_WORK REQUIRED_: Pick out the lines in the listing below that contain the word "дурные" and copy them.
════
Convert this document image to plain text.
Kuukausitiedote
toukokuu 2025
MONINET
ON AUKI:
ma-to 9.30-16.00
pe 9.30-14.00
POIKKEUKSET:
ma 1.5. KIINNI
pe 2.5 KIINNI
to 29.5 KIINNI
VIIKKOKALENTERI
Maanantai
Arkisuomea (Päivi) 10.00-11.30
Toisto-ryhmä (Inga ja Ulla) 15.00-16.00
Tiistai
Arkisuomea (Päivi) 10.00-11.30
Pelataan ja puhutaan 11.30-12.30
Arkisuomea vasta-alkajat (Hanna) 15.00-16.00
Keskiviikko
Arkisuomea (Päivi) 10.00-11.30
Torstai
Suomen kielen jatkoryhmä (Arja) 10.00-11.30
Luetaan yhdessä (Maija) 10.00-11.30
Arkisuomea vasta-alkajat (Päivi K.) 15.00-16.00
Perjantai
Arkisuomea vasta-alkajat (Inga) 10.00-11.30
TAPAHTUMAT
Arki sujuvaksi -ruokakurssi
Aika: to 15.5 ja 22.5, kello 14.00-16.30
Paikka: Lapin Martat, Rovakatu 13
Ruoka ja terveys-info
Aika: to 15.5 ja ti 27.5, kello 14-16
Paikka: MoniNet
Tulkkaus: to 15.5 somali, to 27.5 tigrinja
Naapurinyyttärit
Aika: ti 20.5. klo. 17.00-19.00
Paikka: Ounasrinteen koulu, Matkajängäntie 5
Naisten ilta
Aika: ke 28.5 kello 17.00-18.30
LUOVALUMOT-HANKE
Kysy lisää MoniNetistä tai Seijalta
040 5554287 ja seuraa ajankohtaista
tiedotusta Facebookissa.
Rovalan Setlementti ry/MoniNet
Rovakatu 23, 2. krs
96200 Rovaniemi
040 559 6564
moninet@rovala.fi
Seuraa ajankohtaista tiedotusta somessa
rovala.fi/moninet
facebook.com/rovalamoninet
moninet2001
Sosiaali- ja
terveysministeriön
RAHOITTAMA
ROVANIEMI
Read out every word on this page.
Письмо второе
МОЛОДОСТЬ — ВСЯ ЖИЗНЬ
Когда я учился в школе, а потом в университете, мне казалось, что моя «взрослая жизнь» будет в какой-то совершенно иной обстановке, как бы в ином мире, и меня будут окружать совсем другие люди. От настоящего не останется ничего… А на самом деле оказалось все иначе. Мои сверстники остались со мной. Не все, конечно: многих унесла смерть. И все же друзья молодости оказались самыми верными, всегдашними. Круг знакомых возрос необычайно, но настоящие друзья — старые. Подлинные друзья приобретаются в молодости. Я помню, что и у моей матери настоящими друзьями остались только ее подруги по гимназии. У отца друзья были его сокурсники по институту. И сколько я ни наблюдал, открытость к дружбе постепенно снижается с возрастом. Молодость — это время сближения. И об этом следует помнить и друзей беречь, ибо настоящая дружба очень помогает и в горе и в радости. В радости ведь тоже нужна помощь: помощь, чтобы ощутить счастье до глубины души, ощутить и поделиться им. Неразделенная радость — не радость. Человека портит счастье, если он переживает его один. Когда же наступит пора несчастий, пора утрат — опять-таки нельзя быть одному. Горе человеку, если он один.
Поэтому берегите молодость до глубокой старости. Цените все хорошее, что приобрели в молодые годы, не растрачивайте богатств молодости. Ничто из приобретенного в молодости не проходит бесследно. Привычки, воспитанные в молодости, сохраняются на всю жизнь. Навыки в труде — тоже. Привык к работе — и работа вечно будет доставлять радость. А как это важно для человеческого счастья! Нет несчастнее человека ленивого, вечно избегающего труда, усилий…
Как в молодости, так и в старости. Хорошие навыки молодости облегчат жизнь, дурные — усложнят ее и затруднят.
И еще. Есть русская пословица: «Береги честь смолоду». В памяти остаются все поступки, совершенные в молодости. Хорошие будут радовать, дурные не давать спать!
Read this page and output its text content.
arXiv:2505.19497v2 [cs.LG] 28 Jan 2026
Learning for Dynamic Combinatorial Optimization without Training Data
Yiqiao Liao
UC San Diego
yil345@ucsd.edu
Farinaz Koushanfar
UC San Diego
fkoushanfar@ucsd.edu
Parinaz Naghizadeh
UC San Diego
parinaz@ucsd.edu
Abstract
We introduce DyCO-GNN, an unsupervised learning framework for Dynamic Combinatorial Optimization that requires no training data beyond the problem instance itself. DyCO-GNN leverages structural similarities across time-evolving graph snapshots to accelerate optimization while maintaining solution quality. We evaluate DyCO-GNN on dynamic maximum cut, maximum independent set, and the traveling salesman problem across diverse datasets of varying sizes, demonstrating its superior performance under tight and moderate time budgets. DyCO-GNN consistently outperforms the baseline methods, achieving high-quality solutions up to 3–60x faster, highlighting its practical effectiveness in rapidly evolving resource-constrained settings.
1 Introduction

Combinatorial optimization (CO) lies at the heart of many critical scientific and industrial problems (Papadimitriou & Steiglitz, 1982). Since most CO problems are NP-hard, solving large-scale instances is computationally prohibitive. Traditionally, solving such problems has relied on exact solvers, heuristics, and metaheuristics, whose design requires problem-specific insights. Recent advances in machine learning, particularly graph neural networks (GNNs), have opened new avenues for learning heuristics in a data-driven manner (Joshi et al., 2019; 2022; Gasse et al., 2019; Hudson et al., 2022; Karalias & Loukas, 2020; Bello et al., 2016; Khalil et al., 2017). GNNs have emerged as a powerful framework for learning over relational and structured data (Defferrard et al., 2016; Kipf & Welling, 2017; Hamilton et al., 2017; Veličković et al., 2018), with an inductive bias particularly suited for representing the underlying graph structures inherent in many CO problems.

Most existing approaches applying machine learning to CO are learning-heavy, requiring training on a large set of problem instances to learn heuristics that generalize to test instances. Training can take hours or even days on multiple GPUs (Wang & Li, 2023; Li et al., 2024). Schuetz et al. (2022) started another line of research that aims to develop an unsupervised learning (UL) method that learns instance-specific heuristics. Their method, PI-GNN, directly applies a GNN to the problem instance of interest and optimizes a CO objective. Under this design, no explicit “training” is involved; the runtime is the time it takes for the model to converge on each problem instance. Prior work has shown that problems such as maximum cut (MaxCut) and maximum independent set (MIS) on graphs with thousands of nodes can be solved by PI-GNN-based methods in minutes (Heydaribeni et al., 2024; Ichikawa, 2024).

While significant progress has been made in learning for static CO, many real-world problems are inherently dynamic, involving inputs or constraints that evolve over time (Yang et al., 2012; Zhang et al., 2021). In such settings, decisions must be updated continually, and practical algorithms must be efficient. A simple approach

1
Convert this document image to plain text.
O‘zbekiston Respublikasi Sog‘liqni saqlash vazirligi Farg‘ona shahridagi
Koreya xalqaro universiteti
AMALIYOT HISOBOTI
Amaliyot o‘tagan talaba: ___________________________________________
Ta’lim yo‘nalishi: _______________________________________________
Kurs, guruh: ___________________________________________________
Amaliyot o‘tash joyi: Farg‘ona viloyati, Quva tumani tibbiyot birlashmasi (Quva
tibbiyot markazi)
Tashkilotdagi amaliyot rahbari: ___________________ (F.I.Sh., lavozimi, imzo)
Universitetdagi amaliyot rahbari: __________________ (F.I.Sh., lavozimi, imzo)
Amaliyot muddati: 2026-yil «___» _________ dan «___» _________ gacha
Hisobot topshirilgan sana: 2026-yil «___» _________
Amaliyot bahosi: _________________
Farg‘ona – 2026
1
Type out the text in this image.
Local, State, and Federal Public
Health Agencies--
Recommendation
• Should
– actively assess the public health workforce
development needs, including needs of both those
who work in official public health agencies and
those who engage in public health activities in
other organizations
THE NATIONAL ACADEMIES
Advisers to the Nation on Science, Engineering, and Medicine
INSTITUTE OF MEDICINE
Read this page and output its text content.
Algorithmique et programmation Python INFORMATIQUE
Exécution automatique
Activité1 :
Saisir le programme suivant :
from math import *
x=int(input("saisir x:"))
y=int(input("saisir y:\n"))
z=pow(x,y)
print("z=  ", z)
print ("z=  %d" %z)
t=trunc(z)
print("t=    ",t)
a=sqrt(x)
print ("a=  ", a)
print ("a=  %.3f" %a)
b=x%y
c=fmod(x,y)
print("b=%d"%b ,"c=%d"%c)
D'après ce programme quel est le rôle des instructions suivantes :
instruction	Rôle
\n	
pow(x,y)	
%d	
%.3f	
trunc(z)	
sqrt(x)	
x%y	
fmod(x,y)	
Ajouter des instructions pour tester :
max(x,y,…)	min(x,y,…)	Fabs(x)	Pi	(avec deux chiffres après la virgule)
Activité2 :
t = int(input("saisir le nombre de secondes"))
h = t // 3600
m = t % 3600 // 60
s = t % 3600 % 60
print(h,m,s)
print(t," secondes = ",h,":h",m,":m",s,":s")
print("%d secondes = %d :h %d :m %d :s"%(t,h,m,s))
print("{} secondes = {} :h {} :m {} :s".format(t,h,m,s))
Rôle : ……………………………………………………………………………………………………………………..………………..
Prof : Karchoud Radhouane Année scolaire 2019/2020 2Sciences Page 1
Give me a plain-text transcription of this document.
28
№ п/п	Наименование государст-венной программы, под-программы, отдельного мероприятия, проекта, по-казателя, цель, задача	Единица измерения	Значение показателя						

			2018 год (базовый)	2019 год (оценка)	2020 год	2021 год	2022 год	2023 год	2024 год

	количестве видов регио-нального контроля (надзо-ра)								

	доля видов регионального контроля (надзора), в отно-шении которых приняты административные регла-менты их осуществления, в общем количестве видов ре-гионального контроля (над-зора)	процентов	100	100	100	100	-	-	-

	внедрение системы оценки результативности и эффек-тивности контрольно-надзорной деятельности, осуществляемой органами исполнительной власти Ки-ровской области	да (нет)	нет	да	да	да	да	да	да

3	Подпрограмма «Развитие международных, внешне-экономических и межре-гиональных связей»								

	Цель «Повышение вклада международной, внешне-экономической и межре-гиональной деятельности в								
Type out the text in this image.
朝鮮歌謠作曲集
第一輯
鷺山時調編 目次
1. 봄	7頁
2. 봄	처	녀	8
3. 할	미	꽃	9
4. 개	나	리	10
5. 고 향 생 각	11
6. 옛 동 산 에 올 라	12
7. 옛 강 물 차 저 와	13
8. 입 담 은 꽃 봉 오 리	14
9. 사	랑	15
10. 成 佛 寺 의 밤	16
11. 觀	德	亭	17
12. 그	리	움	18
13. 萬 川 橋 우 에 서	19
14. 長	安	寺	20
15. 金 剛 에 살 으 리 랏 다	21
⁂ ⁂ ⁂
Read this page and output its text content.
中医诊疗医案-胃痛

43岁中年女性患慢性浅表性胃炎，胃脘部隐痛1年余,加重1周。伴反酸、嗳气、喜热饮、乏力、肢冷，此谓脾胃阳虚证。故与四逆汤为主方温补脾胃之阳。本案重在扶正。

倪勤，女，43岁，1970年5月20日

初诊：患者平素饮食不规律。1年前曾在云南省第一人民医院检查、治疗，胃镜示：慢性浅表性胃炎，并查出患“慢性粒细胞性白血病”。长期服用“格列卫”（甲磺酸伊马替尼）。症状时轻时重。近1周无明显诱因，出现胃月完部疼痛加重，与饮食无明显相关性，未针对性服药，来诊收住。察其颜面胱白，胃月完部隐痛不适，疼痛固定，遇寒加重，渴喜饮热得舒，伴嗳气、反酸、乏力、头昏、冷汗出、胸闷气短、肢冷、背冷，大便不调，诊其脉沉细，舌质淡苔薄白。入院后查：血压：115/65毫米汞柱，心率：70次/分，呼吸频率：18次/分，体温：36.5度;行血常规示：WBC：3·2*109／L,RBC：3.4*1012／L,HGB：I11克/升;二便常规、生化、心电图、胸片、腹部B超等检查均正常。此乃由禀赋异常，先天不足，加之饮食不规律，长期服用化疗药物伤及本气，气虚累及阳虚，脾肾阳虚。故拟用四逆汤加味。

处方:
════
_TASK RESPONSE_:
Как в молодости, так и в старости. Хорошие навыки молодости облегчат жизнь, дурные — усложнят ее и затруднят.
И еще. Есть русская пословица: «Береги честь смолоду». В памяти остаются все поступки, совершенные в молодости. Хорошие будут радовать, дурные не давать спать!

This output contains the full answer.